*** Opening SELECTED TEXT ***
Three & Four was a real … yeah, it was an extremely ambitious and altruistic thing — in that we would make 83 copies of Chemical Playschool Three & Four, this three-hour-long extravaganza — which were each hand-equalized as well as run off — every copy was listened to and equalized — and each with handmade covers. And we’d sell them for £5 each, which was literally the price it cost to make them. What we forgot about was the postage — and so [laughing] for every tape we sold we lost a pound on. And people were saying, “Aagh, you bastards … Why 83 copies? Aagh, it’s terrible! Aagh, no …” So we took it up to 120, still losing a pound [laughing] each time we made one — and then we thought: We’ve got to stop it! [laughing] We’re losing a fortune on this! We never thought of increasing the price …  And ultimately we rereleased it and made it a price where we actually made a little bit from it rather than lost every time. [pause] It still goes — it’s like an old war horse. The best cassette release was Chemical Playschool Three & Four.

KJN: How often do you listen to your old things?

EK: Not so much — it comes in bursts. Usually when we’re about to record something, it’s nice to refer back to what you’ve done. I mean, there’s certain albums I’m very, very proud of in Pink Dots — Curse I’m very proud of — and The Tower — and Asylum. Any Day Now. And the last two [Crushed Velvet Apocalypse and The Maria Dimension]. But there’s some I have trouble with as well — Island of Jewels I find a very disjointed album. Take any track individually I think it’s okay — but taken as a whole, I think it’s a bit of a mess …  You learn it in retrospect — and I believe you should always learned from your mistakes as well.

KJN: Where are you from, originally?

EK: East London — Dagenham. We were a completely English band until 1988 when four people left the band — and then we converted to half-English, half-Dutch. I mean, it was because we were living in Holland that the four people left the band, I think, really. They missed England — they were sick of wondering where the next meal would come from, which I suppose I understand, in a way.

KJN: Why did you move?

EK: A lot of reasons, really. I had a Dutch girlfriend at the time. We were ignored in England — greatly. Holland was the first country to actually embrace the band. It was an adventure, and it was the make-or-break: I want to live off of creating — I don’t want to support the band just through doing a normal job — which I always had trouble with and rarely lasted very long in any one job. And that was the test — I move; there’s no way I can get a job in Amsterdam, because I can’t speak the language — so it forced me to step over a hurdle.

KJN: Are you funded by the country?
*** Closing SELECTED TEXT ***
*** Opening DATA SHOWN ***
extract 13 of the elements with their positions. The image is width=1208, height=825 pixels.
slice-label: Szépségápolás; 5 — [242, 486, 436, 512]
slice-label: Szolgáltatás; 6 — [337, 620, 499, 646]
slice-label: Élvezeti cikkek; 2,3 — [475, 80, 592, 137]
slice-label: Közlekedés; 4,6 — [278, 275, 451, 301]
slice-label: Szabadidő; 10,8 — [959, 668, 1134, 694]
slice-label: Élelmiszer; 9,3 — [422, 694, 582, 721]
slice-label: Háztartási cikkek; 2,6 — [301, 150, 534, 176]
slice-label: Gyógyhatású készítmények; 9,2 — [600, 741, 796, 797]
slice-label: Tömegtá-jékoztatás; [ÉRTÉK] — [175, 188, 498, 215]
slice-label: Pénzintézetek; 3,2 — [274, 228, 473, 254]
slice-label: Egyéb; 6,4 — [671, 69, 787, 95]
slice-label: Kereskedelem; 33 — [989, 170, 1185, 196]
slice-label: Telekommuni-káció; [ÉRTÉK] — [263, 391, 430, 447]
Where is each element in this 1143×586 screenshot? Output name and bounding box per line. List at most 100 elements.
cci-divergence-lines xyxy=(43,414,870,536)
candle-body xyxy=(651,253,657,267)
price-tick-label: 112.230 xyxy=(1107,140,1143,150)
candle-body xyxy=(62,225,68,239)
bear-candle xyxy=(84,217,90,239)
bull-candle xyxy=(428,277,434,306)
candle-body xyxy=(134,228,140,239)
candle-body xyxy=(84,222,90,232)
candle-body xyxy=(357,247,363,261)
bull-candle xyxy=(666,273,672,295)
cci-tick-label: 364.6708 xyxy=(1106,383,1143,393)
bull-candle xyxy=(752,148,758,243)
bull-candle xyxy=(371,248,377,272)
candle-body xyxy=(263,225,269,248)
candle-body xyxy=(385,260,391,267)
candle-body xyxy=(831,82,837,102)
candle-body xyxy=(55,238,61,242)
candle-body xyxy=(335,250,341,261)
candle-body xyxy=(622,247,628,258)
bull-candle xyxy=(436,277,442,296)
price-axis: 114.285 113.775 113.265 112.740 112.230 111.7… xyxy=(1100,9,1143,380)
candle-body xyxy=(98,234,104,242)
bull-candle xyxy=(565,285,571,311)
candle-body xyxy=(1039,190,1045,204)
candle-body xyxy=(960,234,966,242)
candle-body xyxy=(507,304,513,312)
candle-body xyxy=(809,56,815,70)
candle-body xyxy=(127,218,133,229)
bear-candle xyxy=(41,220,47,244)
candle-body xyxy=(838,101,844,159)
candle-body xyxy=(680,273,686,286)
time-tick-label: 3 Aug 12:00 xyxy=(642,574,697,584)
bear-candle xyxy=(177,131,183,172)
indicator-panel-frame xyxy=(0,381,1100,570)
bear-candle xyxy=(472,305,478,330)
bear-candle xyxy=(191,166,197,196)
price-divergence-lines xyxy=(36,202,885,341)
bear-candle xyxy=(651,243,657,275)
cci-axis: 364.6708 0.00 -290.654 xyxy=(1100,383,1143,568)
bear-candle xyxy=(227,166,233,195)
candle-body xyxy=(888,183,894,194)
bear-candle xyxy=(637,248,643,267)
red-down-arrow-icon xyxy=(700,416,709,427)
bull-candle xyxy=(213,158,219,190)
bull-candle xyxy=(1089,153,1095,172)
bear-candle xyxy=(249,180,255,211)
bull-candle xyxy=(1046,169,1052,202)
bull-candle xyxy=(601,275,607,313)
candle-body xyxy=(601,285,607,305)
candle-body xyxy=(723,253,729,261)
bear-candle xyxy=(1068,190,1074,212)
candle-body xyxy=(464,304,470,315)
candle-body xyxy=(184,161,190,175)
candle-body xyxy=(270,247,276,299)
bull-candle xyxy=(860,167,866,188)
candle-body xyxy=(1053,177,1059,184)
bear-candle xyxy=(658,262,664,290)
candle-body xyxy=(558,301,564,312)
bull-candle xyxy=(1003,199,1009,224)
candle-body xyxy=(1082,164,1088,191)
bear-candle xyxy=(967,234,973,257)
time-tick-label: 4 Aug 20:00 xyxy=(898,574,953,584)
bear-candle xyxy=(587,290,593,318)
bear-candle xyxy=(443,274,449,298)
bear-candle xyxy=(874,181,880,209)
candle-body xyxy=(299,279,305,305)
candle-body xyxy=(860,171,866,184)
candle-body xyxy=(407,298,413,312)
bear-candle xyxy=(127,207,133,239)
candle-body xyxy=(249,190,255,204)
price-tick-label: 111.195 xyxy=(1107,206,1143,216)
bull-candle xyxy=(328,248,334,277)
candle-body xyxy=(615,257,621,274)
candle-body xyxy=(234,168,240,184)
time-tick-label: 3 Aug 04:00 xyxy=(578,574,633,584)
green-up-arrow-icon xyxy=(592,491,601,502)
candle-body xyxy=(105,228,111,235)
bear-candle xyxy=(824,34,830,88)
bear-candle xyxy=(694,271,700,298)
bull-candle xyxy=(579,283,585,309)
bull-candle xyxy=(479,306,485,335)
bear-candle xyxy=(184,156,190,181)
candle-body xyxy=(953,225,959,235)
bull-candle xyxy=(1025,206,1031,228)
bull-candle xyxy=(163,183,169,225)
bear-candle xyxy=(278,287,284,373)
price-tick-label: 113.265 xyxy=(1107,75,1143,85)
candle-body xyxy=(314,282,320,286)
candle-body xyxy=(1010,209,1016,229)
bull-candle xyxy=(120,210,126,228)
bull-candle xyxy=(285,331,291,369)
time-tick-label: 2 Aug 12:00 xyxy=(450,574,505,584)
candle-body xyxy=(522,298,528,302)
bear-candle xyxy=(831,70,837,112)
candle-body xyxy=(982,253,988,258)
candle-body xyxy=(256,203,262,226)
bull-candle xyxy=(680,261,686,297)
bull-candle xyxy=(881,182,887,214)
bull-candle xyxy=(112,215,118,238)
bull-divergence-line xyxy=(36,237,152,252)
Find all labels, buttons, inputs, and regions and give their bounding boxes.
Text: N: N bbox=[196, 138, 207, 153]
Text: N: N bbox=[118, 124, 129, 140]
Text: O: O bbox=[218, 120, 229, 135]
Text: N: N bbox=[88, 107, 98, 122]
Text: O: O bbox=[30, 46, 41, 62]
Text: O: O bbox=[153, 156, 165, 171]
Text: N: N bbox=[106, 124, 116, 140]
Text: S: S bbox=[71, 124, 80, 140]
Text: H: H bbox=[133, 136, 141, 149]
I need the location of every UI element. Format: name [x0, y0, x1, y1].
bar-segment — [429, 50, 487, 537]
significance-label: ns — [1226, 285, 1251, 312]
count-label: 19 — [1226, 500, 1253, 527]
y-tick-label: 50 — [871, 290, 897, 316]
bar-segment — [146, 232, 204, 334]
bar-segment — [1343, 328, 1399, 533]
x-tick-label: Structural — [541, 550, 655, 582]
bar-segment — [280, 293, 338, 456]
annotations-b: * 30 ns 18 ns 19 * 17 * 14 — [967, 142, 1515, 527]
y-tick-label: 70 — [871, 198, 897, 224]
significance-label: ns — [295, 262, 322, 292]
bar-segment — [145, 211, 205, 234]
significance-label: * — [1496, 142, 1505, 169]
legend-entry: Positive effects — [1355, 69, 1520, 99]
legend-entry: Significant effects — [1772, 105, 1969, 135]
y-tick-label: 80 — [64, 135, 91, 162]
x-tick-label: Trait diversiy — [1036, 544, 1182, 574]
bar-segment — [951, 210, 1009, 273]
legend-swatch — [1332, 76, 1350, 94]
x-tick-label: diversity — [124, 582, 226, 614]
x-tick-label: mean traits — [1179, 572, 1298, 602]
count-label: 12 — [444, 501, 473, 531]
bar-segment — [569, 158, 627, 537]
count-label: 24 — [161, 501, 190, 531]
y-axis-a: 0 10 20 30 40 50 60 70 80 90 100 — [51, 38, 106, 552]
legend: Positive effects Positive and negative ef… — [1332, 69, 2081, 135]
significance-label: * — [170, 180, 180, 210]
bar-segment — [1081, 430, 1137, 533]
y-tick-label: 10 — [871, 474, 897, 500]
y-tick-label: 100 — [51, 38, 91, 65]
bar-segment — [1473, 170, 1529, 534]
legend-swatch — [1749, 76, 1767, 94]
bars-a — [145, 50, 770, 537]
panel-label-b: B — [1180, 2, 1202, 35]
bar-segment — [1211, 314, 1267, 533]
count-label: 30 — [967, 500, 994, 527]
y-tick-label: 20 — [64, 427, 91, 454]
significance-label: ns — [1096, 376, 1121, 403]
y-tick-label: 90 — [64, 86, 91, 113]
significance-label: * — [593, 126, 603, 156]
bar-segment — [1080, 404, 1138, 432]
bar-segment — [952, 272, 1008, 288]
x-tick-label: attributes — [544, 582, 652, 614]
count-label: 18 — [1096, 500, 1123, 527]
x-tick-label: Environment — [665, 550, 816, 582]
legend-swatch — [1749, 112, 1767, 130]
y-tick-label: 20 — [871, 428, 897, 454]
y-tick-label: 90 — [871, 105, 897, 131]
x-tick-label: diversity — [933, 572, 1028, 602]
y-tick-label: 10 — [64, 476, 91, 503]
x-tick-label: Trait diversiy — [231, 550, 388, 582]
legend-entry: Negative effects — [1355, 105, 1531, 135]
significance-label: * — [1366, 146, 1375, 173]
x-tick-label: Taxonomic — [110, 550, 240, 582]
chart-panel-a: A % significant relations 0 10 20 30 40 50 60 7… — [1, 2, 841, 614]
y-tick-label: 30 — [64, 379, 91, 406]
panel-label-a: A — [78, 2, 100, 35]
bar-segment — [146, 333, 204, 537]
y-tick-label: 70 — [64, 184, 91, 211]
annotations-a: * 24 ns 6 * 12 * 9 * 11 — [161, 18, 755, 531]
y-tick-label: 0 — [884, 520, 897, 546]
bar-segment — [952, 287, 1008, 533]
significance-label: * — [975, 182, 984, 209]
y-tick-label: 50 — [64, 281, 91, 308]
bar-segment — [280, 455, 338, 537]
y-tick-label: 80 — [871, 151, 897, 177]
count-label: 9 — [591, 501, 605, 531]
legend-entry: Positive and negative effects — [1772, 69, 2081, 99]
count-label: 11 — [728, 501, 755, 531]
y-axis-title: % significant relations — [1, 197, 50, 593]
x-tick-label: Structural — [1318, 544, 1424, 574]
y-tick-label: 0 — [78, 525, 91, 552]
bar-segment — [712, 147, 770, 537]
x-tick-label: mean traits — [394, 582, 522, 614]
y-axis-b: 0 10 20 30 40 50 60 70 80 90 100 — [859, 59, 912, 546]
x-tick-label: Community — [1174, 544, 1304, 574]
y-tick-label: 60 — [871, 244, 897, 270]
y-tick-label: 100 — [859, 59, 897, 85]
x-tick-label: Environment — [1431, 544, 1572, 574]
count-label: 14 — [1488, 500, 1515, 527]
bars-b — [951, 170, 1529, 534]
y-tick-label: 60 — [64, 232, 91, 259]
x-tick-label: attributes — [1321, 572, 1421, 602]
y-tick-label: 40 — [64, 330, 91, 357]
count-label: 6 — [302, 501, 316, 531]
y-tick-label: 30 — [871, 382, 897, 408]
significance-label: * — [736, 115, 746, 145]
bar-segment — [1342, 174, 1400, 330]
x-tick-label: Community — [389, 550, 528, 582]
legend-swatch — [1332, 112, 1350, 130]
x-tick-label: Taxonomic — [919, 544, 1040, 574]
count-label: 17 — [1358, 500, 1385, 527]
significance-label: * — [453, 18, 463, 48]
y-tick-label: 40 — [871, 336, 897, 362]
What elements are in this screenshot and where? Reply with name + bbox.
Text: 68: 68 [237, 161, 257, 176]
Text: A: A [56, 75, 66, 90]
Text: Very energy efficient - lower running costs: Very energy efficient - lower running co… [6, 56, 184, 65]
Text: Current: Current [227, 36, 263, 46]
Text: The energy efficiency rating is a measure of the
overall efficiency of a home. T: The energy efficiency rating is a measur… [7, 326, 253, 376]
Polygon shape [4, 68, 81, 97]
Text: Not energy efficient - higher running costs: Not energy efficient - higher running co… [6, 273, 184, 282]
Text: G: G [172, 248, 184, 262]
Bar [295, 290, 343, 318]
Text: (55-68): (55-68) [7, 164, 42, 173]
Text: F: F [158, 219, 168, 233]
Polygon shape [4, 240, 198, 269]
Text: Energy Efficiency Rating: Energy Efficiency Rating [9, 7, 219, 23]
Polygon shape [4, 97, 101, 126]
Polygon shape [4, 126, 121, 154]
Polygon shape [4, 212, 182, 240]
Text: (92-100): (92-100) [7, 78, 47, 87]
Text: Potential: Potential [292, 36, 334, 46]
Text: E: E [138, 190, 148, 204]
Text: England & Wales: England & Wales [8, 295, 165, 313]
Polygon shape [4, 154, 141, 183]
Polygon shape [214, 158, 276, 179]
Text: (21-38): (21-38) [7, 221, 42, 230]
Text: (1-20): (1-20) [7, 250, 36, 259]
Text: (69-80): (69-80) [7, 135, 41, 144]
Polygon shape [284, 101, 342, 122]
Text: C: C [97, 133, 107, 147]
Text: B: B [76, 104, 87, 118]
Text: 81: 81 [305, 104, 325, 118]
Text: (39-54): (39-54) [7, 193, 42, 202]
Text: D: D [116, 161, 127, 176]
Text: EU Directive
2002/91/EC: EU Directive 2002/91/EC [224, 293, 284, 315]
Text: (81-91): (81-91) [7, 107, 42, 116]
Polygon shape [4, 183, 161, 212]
*** Closing DATA SHOWN ***
▶ **WHAT THIS EXERCISE ASKS**:
1. Turn the paragraph of the interview excerpt that begins "A lot of reasons, really" into a brief bulleted list that keeps its main facts.
2. Please transcribe everything in the interview excerpt from "KJN: How often" down to "mistakes as well.".

▶ **RESPONSES IN ORDER**:
1.
- There was a Dutch girlfriend at the time.
- The band was largely ignored in England, and Holland was the first country to embrace it.
- The move was an adventure and a make-or-break test.
- The aim was to live off creating instead of supporting the band with a normal job, and such jobs rarely lasted long.
- Without the language, a job in Amsterdam was impossible, which forced a step over that hurdle.

2.
KJN: How often do you listen to your old things?

EK: Not so much — it comes in bursts. Usually when we’re about to record something, it’s nice to refer back to what you’ve done. I mean, there’s certain albums I’m very, very proud of in Pink Dots — Curse I’m very proud of — and The Tower — and Asylum. Any Day Now. And the last two [Crushed Velvet Apocalypse and The Maria Dimension]. But there’s some I have trouble with as well — Island of Jewels I find a very disjointed album. Take any track individually I think it’s okay — but taken as a whole, I think it’s a bit of a mess …  You learn it in retrospect — and I believe you should always learned from your mistakes as well.